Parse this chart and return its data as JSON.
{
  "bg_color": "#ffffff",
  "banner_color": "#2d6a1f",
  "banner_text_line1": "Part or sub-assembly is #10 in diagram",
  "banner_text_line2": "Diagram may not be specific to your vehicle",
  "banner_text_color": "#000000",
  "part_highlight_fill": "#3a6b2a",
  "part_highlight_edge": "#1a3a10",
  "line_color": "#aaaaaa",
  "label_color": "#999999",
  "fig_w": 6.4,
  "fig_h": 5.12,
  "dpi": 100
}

++++++++++++++++++++

» **REQUIREMENT**
Every record should be repeated exactly; please leave none out.

» **ANSWER TO THE TASK**
Parse this chart and return its data as JSON.
{
  "bg_color": "#ffffff",
  "banner_color": "#2d6a1f",
  "banner_text_line1": "Part or sub-assembly is #10 in diagram",
  "banner_text_line2": "Diagram may not be specific to your vehicle",
  "banner_text_color": "#000000",
  "part_highlight_fill": "#3a6b2a",
  "part_highlight_edge": "#1a3a10",
  "line_color": "#aaaaaa",
  "label_color": "#999999",
  "fig_w": 6.4,
  "fig_h": 5.12,
  "dpi": 100
}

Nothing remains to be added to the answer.